» **What is asked**
Identify the lines holding "title" and copy them.
———
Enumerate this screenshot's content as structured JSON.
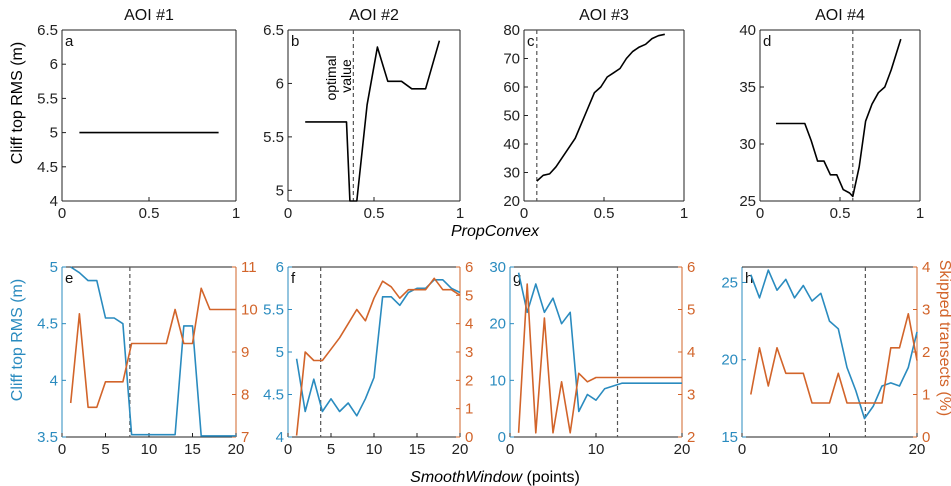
{
  "figure": {
    "top_xlabel": "PropConvex",
    "bottom_xlabel_italic": "SmoothWindow",
    "bottom_xlabel_units": " (points)",
    "top_ylabel": "Cliff top RMS (m)",
    "bottom_ylabel_left": "Cliff top RMS (m)",
    "bottom_ylabel_right": "Skipped transects (%)",
    "annotation": [
      "optimal",
      "value"
    ]
  },
  "colors": {
    "rms": "#2a8bbf",
    "skipped": "#d2642a",
    "line": "#000000"
  },
  "chart_data": [
    {
      "type": "line",
      "title": "AOI #1",
      "panel": "a",
      "xlim": [
        0,
        1
      ],
      "xticks": [
        "0",
        "0.5",
        "1"
      ],
      "ylim": [
        4,
        6.5
      ],
      "yticks": [
        "4",
        "4.5",
        "5",
        "5.5",
        "6",
        "6.5"
      ],
      "series": [
        {
          "x": [
            0.1,
            0.9
          ],
          "y": [
            5.0,
            5.0
          ]
        }
      ]
    },
    {
      "type": "line",
      "title": "AOI #2",
      "panel": "b",
      "xlim": [
        0,
        1
      ],
      "xticks": [
        "0",
        "0.5",
        "1"
      ],
      "ylim": [
        4.9,
        6.5
      ],
      "yticks": [
        "5",
        "5.5",
        "6",
        "6.5"
      ],
      "optimal_x": 0.38,
      "series": [
        {
          "x": [
            0.1,
            0.34,
            0.36,
            0.4,
            0.46,
            0.52,
            0.58,
            0.66,
            0.72,
            0.8,
            0.88
          ],
          "y": [
            5.64,
            5.64,
            4.9,
            4.9,
            5.8,
            6.34,
            6.02,
            6.02,
            5.95,
            5.95,
            6.4
          ]
        }
      ]
    },
    {
      "type": "line",
      "title": "AOI #3",
      "panel": "c",
      "xlim": [
        0,
        1
      ],
      "xticks": [
        "0",
        "0.5",
        "1"
      ],
      "ylim": [
        20,
        80
      ],
      "yticks": [
        "20",
        "30",
        "40",
        "50",
        "60",
        "70",
        "80"
      ],
      "optimal_x": 0.08,
      "series": [
        {
          "x": [
            0.08,
            0.12,
            0.16,
            0.2,
            0.26,
            0.32,
            0.38,
            0.44,
            0.48,
            0.52,
            0.56,
            0.6,
            0.64,
            0.68,
            0.72,
            0.76,
            0.8,
            0.84,
            0.88
          ],
          "y": [
            27,
            29,
            29.5,
            32,
            37,
            42,
            50,
            58,
            60,
            63.5,
            65,
            66.5,
            70,
            72.5,
            74,
            75,
            77,
            78,
            78.5
          ]
        }
      ]
    },
    {
      "type": "line",
      "title": "AOI #4",
      "panel": "d",
      "xlim": [
        0,
        1
      ],
      "xticks": [
        "0",
        "0.5",
        "1"
      ],
      "ylim": [
        25,
        40
      ],
      "yticks": [
        "25",
        "30",
        "35",
        "40"
      ],
      "optimal_x": 0.58,
      "series": [
        {
          "x": [
            0.1,
            0.2,
            0.28,
            0.32,
            0.36,
            0.4,
            0.44,
            0.48,
            0.52,
            0.56,
            0.58,
            0.62,
            0.66,
            0.7,
            0.74,
            0.78,
            0.82,
            0.88
          ],
          "y": [
            31.8,
            31.8,
            31.8,
            30.3,
            28.5,
            28.5,
            27.3,
            27.3,
            26.0,
            25.7,
            25.4,
            28.0,
            32.0,
            33.5,
            34.5,
            35.0,
            36.5,
            39.2
          ]
        }
      ]
    },
    {
      "type": "line",
      "panel": "e",
      "xlim": [
        0,
        20
      ],
      "xticks": [
        "0",
        "5",
        "10",
        "15",
        "20"
      ],
      "ylim": [
        3.5,
        5
      ],
      "yticks": [
        "3.5",
        "4",
        "4.5",
        "5"
      ],
      "y2lim": [
        7,
        11
      ],
      "y2ticks": [
        "7",
        "8",
        "9",
        "10",
        "11"
      ],
      "optimal_x": 7.8,
      "series": [
        {
          "name": "Cliff top RMS",
          "axis": "left",
          "x": [
            1,
            2,
            3,
            4,
            5,
            6,
            7,
            8,
            9,
            10,
            11,
            12,
            13,
            14,
            15,
            16,
            17,
            18,
            19,
            20
          ],
          "y": [
            5.0,
            4.95,
            4.88,
            4.88,
            4.55,
            4.55,
            4.5,
            3.52,
            3.52,
            3.52,
            3.52,
            3.52,
            3.52,
            4.48,
            4.48,
            3.51,
            3.51,
            3.51,
            3.51,
            3.51
          ]
        },
        {
          "name": "Skipped transects",
          "axis": "right",
          "x": [
            1,
            2,
            3,
            4,
            5,
            6,
            7,
            8,
            9,
            10,
            11,
            12,
            13,
            14,
            15,
            16,
            17,
            18,
            19,
            20
          ],
          "y": [
            7.8,
            9.9,
            7.7,
            7.7,
            8.3,
            8.3,
            8.3,
            9.2,
            9.2,
            9.2,
            9.2,
            9.2,
            10.0,
            9.2,
            9.2,
            10.5,
            10.0,
            10.0,
            10.0,
            10.0
          ]
        }
      ]
    },
    {
      "type": "line",
      "panel": "f",
      "xlim": [
        0,
        20
      ],
      "xticks": [
        "0",
        "5",
        "10",
        "15",
        "20"
      ],
      "ylim": [
        4,
        6
      ],
      "yticks": [
        "4",
        "4.5",
        "5",
        "5.5",
        "6"
      ],
      "y2lim": [
        0,
        6
      ],
      "y2ticks": [
        "0",
        "1",
        "2",
        "3",
        "4",
        "5",
        "6"
      ],
      "optimal_x": 3.8,
      "series": [
        {
          "name": "Cliff top RMS",
          "axis": "left",
          "x": [
            1,
            2,
            3,
            4,
            5,
            6,
            7,
            8,
            9,
            10,
            11,
            12,
            13,
            14,
            15,
            16,
            17,
            18,
            19,
            20
          ],
          "y": [
            4.92,
            4.3,
            4.68,
            4.3,
            4.45,
            4.3,
            4.4,
            4.25,
            4.45,
            4.7,
            5.65,
            5.65,
            5.55,
            5.7,
            5.75,
            5.75,
            5.85,
            5.85,
            5.75,
            5.7
          ]
        },
        {
          "name": "Skipped transects",
          "axis": "right",
          "x": [
            1,
            2,
            3,
            4,
            5,
            6,
            7,
            8,
            9,
            10,
            11,
            12,
            13,
            14,
            15,
            16,
            17,
            18,
            19,
            20
          ],
          "y": [
            0.05,
            3.0,
            2.7,
            2.7,
            3.1,
            3.5,
            4.0,
            4.5,
            4.1,
            4.9,
            5.5,
            5.3,
            4.9,
            5.2,
            5.2,
            5.2,
            5.6,
            5.2,
            5.2,
            5.0
          ]
        }
      ]
    },
    {
      "type": "line",
      "panel": "g",
      "xlim": [
        0,
        20
      ],
      "xticks": [
        "0",
        "10",
        "20"
      ],
      "ylim": [
        0,
        30
      ],
      "yticks": [
        "0",
        "10",
        "20",
        "30"
      ],
      "y2lim": [
        2,
        6
      ],
      "y2ticks": [
        "2",
        "3",
        "4",
        "5",
        "6"
      ],
      "optimal_x": 12.5,
      "series": [
        {
          "name": "Cliff top RMS",
          "axis": "left",
          "x": [
            1,
            2,
            3,
            4,
            5,
            6,
            7,
            8,
            9,
            10,
            11,
            12,
            13,
            14,
            15,
            16,
            17,
            18,
            19,
            20
          ],
          "y": [
            29,
            22,
            27,
            22,
            24.5,
            20,
            22,
            4.5,
            7.5,
            6.5,
            8.5,
            9.0,
            9.5,
            9.5,
            9.5,
            9.5,
            9.5,
            9.5,
            9.5,
            9.5
          ]
        },
        {
          "name": "Skipped transects",
          "axis": "right",
          "x": [
            1,
            2,
            3,
            4,
            5,
            6,
            7,
            8,
            9,
            10,
            11,
            12,
            13,
            14,
            15,
            16,
            17,
            18,
            19,
            20
          ],
          "y": [
            2.1,
            5.6,
            2.1,
            4.8,
            2.1,
            3.3,
            2.1,
            3.5,
            3.3,
            3.4,
            3.4,
            3.4,
            3.4,
            3.4,
            3.4,
            3.4,
            3.4,
            3.4,
            3.4,
            3.4
          ]
        }
      ]
    },
    {
      "type": "line",
      "panel": "h",
      "xlim": [
        0,
        20
      ],
      "xticks": [
        "0",
        "10",
        "20"
      ],
      "ylim": [
        15,
        26
      ],
      "yticks": [
        "15",
        "20",
        "25"
      ],
      "y2lim": [
        0,
        4
      ],
      "y2ticks": [
        "0",
        "1",
        "2",
        "3",
        "4"
      ],
      "optimal_x": 14.1,
      "series": [
        {
          "name": "Cliff top RMS",
          "axis": "left",
          "x": [
            1,
            2,
            3,
            4,
            5,
            6,
            7,
            8,
            9,
            10,
            11,
            12,
            13,
            14,
            15,
            16,
            17,
            18,
            19,
            20
          ],
          "y": [
            25.5,
            24.0,
            25.8,
            24.5,
            25.2,
            24.0,
            24.8,
            23.8,
            24.3,
            22.5,
            22.0,
            19.5,
            18.0,
            16.2,
            17.0,
            18.3,
            18.5,
            18.3,
            19.5,
            21.8
          ]
        },
        {
          "name": "Skipped transects",
          "axis": "right",
          "x": [
            1,
            2,
            3,
            4,
            5,
            6,
            7,
            8,
            9,
            10,
            11,
            12,
            13,
            14,
            15,
            16,
            17,
            18,
            19,
            20
          ],
          "y": [
            1.0,
            2.1,
            1.2,
            2.1,
            1.5,
            1.5,
            1.5,
            0.8,
            0.8,
            0.8,
            1.5,
            0.8,
            0.8,
            0.8,
            0.8,
            0.8,
            2.1,
            2.1,
            2.9,
            1.8
          ]
        }
      ]
    }
  ]
}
———
» **Task response**
      "title": "AOI #1",
      "title": "AOI #2",
      "title": "AOI #3",
      "title": "AOI #4",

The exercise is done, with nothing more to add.